* WHAT THE TASK ASKS: Leave the pictures out. Return all other data exactly.

* INPUT FOR THIS TASK:
§ §

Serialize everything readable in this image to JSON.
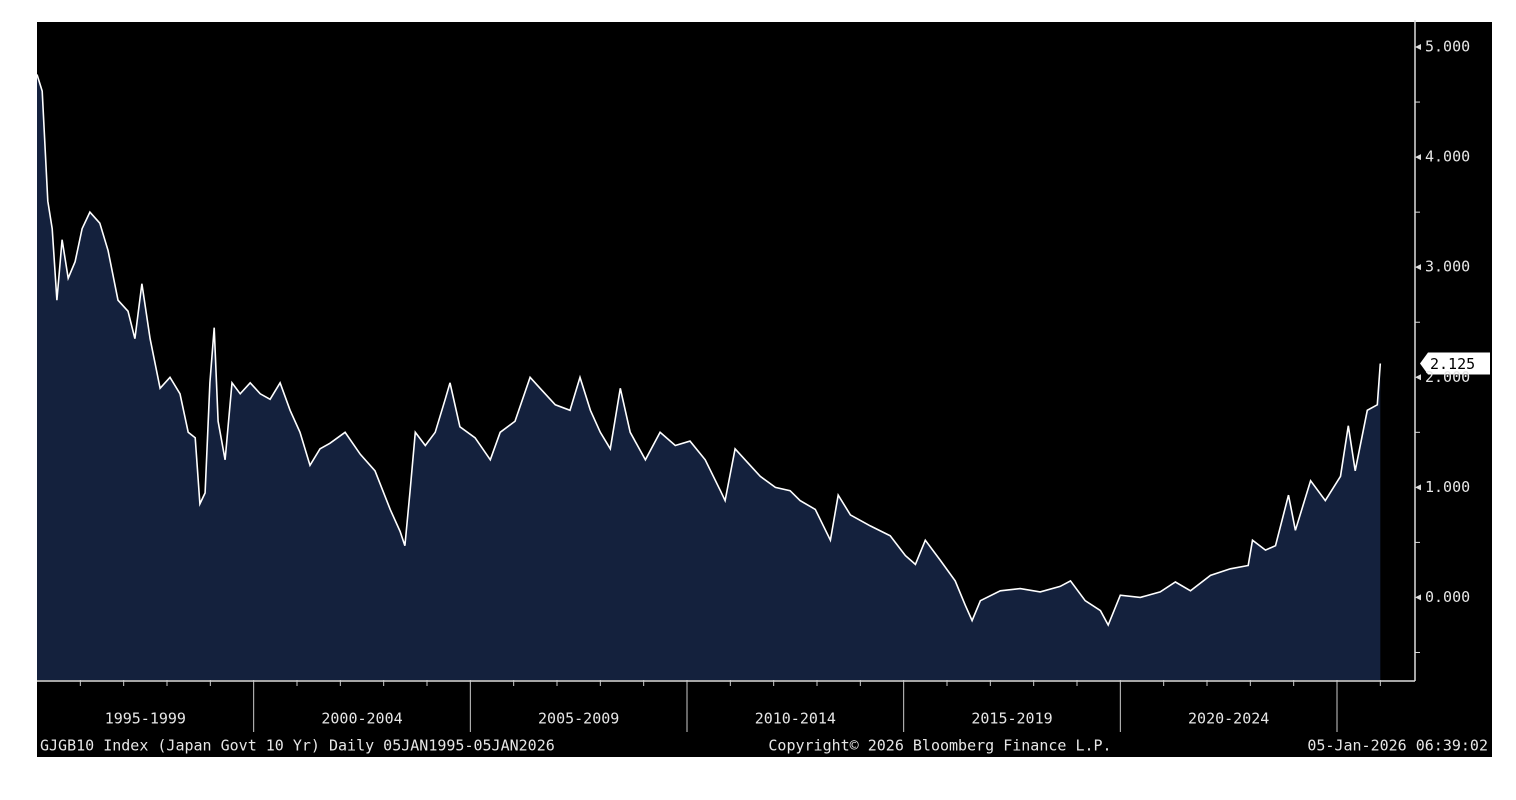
{
  "chart_data": {
    "type": "area",
    "x": [
      1995.0,
      1995.12,
      1995.25,
      1995.35,
      1995.46,
      1995.58,
      1995.72,
      1995.88,
      1996.04,
      1996.22,
      1996.45,
      1996.64,
      1996.87,
      1997.1,
      1997.26,
      1997.42,
      1997.61,
      1997.84,
      1998.07,
      1998.3,
      1998.49,
      1998.65,
      1998.76,
      1998.88,
      1998.99,
      1999.09,
      1999.18,
      1999.34,
      1999.5,
      1999.69,
      1999.92,
      2000.15,
      2000.38,
      2000.61,
      2000.84,
      2001.07,
      2001.3,
      2001.53,
      2001.76,
      2002.11,
      2002.46,
      2002.8,
      2003.15,
      2003.38,
      2003.49,
      2003.61,
      2003.73,
      2003.96,
      2004.19,
      2004.42,
      2004.53,
      2004.76,
      2005.11,
      2005.46,
      2005.69,
      2006.03,
      2006.38,
      2006.61,
      2006.96,
      2007.3,
      2007.53,
      2007.77,
      2008.0,
      2008.23,
      2008.46,
      2008.69,
      2009.04,
      2009.38,
      2009.73,
      2010.07,
      2010.42,
      2010.77,
      2010.88,
      2011.11,
      2011.34,
      2011.69,
      2012.04,
      2012.38,
      2012.61,
      2012.96,
      2013.31,
      2013.49,
      2013.77,
      2014.23,
      2014.69,
      2015.04,
      2015.27,
      2015.5,
      2015.84,
      2016.19,
      2016.42,
      2016.58,
      2016.77,
      2017.23,
      2017.69,
      2018.15,
      2018.61,
      2018.85,
      2019.19,
      2019.54,
      2019.72,
      2020.0,
      2020.46,
      2020.92,
      2021.27,
      2021.62,
      2022.08,
      2022.54,
      2022.95,
      2023.05,
      2023.35,
      2023.58,
      2023.88,
      2024.04,
      2024.39,
      2024.73,
      2025.08,
      2025.26,
      2025.42,
      2025.7,
      2025.93,
      2026.0
    ],
    "series": [
      {
        "name": "GJGB10 Index",
        "color": "#ffffff",
        "fill": "#14213d",
        "values": [
          4.75,
          4.6,
          3.6,
          3.35,
          2.7,
          3.25,
          2.9,
          3.05,
          3.35,
          3.5,
          3.4,
          3.15,
          2.7,
          2.6,
          2.35,
          2.85,
          2.35,
          1.9,
          2.0,
          1.85,
          1.5,
          1.45,
          0.85,
          0.95,
          1.95,
          2.45,
          1.6,
          1.25,
          1.95,
          1.85,
          1.95,
          1.85,
          1.8,
          1.95,
          1.7,
          1.5,
          1.2,
          1.35,
          1.4,
          1.5,
          1.3,
          1.15,
          0.8,
          0.6,
          0.47,
          0.97,
          1.5,
          1.38,
          1.5,
          1.8,
          1.95,
          1.55,
          1.45,
          1.25,
          1.5,
          1.6,
          2.0,
          1.9,
          1.75,
          1.7,
          2.0,
          1.7,
          1.5,
          1.35,
          1.9,
          1.5,
          1.25,
          1.5,
          1.38,
          1.42,
          1.25,
          0.97,
          0.88,
          1.35,
          1.25,
          1.1,
          1.0,
          0.97,
          0.88,
          0.8,
          0.52,
          0.93,
          0.75,
          0.65,
          0.56,
          0.38,
          0.3,
          0.52,
          0.34,
          0.15,
          -0.07,
          -0.21,
          -0.03,
          0.06,
          0.08,
          0.05,
          0.1,
          0.15,
          -0.03,
          -0.12,
          -0.25,
          0.02,
          0.0,
          0.05,
          0.14,
          0.06,
          0.2,
          0.26,
          0.29,
          0.52,
          0.43,
          0.47,
          0.93,
          0.61,
          1.06,
          0.88,
          1.1,
          1.56,
          1.15,
          1.7,
          1.75,
          2.125
        ]
      }
    ],
    "last_value_label": "2.125",
    "xlim": [
      1995,
      2026.8
    ],
    "xticks": [
      2000,
      2005,
      2010,
      2015,
      2020,
      2025
    ],
    "xminorticks": [
      1996,
      1997,
      1998,
      1999,
      2001,
      2002,
      2003,
      2004,
      2006,
      2007,
      2008,
      2009,
      2011,
      2012,
      2013,
      2014,
      2016,
      2017,
      2018,
      2019,
      2021,
      2022,
      2023,
      2024,
      2026
    ],
    "periods": [
      {
        "label": "1995-1999",
        "start": 1995,
        "end": 2000
      },
      {
        "label": "2000-2004",
        "start": 2000,
        "end": 2005
      },
      {
        "label": "2005-2009",
        "start": 2005,
        "end": 2010
      },
      {
        "label": "2010-2014",
        "start": 2010,
        "end": 2015
      },
      {
        "label": "2015-2019",
        "start": 2015,
        "end": 2020
      },
      {
        "label": "2020-2024",
        "start": 2020,
        "end": 2025
      }
    ],
    "ylim": [
      -0.75,
      5.2
    ],
    "yticks": [
      {
        "value": 0,
        "label": "0.000"
      },
      {
        "value": 1,
        "label": "1.000"
      },
      {
        "value": 2,
        "label": "2.000"
      },
      {
        "value": 3,
        "label": "3.000"
      },
      {
        "value": 4,
        "label": "4.000"
      },
      {
        "value": 5,
        "label": "5.000"
      }
    ],
    "yminorticks": [
      -0.5,
      0.5,
      1.5,
      2.5,
      3.5,
      4.5
    ],
    "footer": {
      "left": "GJGB10 Index (Japan Govt 10 Yr) Daily 05JAN1995-05JAN2026",
      "center": "Copyright© 2026 Bloomberg Finance L.P.",
      "right": "05-Jan-2026 06:39:02"
    }
  }
}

§ §

* FINAL RESULT:
Serialize everything readable in this image to JSON.
{
  "chart_data": {
    "type": "area",
    "x": [
      1995.0,
      1995.12,
      1995.25,
      1995.35,
      1995.46,
      1995.58,
      1995.72,
      1995.88,
      1996.04,
      1996.22,
      1996.45,
      1996.64,
      1996.87,
      1997.1,
      1997.26,
      1997.42,
      1997.61,
      1997.84,
      1998.07,
      1998.3,
      1998.49,
      1998.65,
      1998.76,
      1998.88,
      1998.99,
      1999.09,
      1999.18,
      1999.34,
      1999.5,
      1999.69,
      1999.92,
      2000.15,
      2000.38,
      2000.61,
      2000.84,
      2001.07,
      2001.3,
      2001.53,
      2001.76,
      2002.11,
      2002.46,
      2002.8,
      2003.15,
      2003.38,
      2003.49,
      2003.61,
      2003.73,
      2003.96,
      2004.19,
      2004.42,
      2004.53,
      2004.76,
      2005.11,
      2005.46,
      2005.69,
      2006.03,
      2006.38,
      2006.61,
      2006.96,
      2007.3,
      2007.53,
      2007.77,
      2008.0,
      2008.23,
      2008.46,
      2008.69,
      2009.04,
      2009.38,
      2009.73,
      2010.07,
      2010.42,
      2010.77,
      2010.88,
      2011.11,
      2011.34,
      2011.69,
      2012.04,
      2012.38,
      2012.61,
      2012.96,
      2013.31,
      2013.49,
      2013.77,
      2014.23,
      2014.69,
      2015.04,
      2015.27,
      2015.5,
      2015.84,
      2016.19,
      2016.42,
      2016.58,
      2016.77,
      2017.23,
      2017.69,
      2018.15,
      2018.61,
      2018.85,
      2019.19,
      2019.54,
      2019.72,
      2020.0,
      2020.46,
      2020.92,
      2021.27,
      2021.62,
      2022.08,
      2022.54,
      2022.95,
      2023.05,
      2023.35,
      2023.58,
      2023.88,
      2024.04,
      2024.39,
      2024.73,
      2025.08,
      2025.26,
      2025.42,
      2025.7,
      2025.93,
      2026.0
    ],
    "series": [
      {
        "name": "GJGB10 Index",
        "color": "#ffffff",
        "fill": "#14213d",
        "values": [
          4.75,
          4.6,
          3.6,
          3.35,
          2.7,
          3.25,
          2.9,
          3.05,
          3.35,
          3.5,
          3.4,
          3.15,
          2.7,
          2.6,
          2.35,
          2.85,
          2.35,
          1.9,
          2.0,
          1.85,
          1.5,
          1.45,
          0.85,
          0.95,
          1.95,
          2.45,
          1.6,
          1.25,
          1.95,
          1.85,
          1.95,
          1.85,
          1.8,
          1.95,
          1.7,
          1.5,
          1.2,
          1.35,
          1.4,
          1.5,
          1.3,
          1.15,
          0.8,
          0.6,
          0.47,
          0.97,
          1.5,
          1.38,
          1.5,
          1.8,
          1.95,
          1.55,
          1.45,
          1.25,
          1.5,
          1.6,
          2.0,
          1.9,
          1.75,
          1.7,
          2.0,
          1.7,
          1.5,
          1.35,
          1.9,
          1.5,
          1.25,
          1.5,
          1.38,
          1.42,
          1.25,
          0.97,
          0.88,
          1.35,
          1.25,
          1.1,
          1.0,
          0.97,
          0.88,
          0.8,
          0.52,
          0.93,
          0.75,
          0.65,
          0.56,
          0.38,
          0.3,
          0.52,
          0.34,
          0.15,
          -0.07,
          -0.21,
          -0.03,
          0.06,
          0.08,
          0.05,
          0.1,
          0.15,
          -0.03,
          -0.12,
          -0.25,
          0.02,
          0.0,
          0.05,
          0.14,
          0.06,
          0.2,
          0.26,
          0.29,
          0.52,
          0.43,
          0.47,
          0.93,
          0.61,
          1.06,
          0.88,
          1.1,
          1.56,
          1.15,
          1.7,
          1.75,
          2.125
        ]
      }
    ],
    "last_value_label": "2.125",
    "xlim": [
      1995,
      2026.8
    ],
    "xticks": [
      2000,
      2005,
      2010,
      2015,
      2020,
      2025
    ],
    "xminorticks": [
      1996,
      1997,
      1998,
      1999,
      2001,
      2002,
      2003,
      2004,
      2006,
      2007,
      2008,
      2009,
      2011,
      2012,
      2013,
      2014,
      2016,
      2017,
      2018,
      2019,
      2021,
      2022,
      2023,
      2024,
      2026
    ],
    "periods": [
      {
        "label": "1995-1999",
        "start": 1995,
        "end": 2000
      },
      {
        "label": "2000-2004",
        "start": 2000,
        "end": 2005
      },
      {
        "label": "2005-2009",
        "start": 2005,
        "end": 2010
      },
      {
        "label": "2010-2014",
        "start": 2010,
        "end": 2015
      },
      {
        "label": "2015-2019",
        "start": 2015,
        "end": 2020
      },
      {
        "label": "2020-2024",
        "start": 2020,
        "end": 2025
      }
    ],
    "ylim": [
      -0.75,
      5.2
    ],
    "yticks": [
      {
        "value": 0,
        "label": "0.000"
      },
      {
        "value": 1,
        "label": "1.000"
      },
      {
        "value": 2,
        "label": "2.000"
      },
      {
        "value": 3,
        "label": "3.000"
      },
      {
        "value": 4,
        "label": "4.000"
      },
      {
        "value": 5,
        "label": "5.000"
      }
    ],
    "yminorticks": [
      -0.5,
      0.5,
      1.5,
      2.5,
      3.5,
      4.5
    ],
    "footer": {
      "left": "GJGB10 Index (Japan Govt 10 Yr) Daily 05JAN1995-05JAN2026",
      "center": "Copyright© 2026 Bloomberg Finance L.P.",
      "right": "05-Jan-2026 06:39:02"
    }
  }
}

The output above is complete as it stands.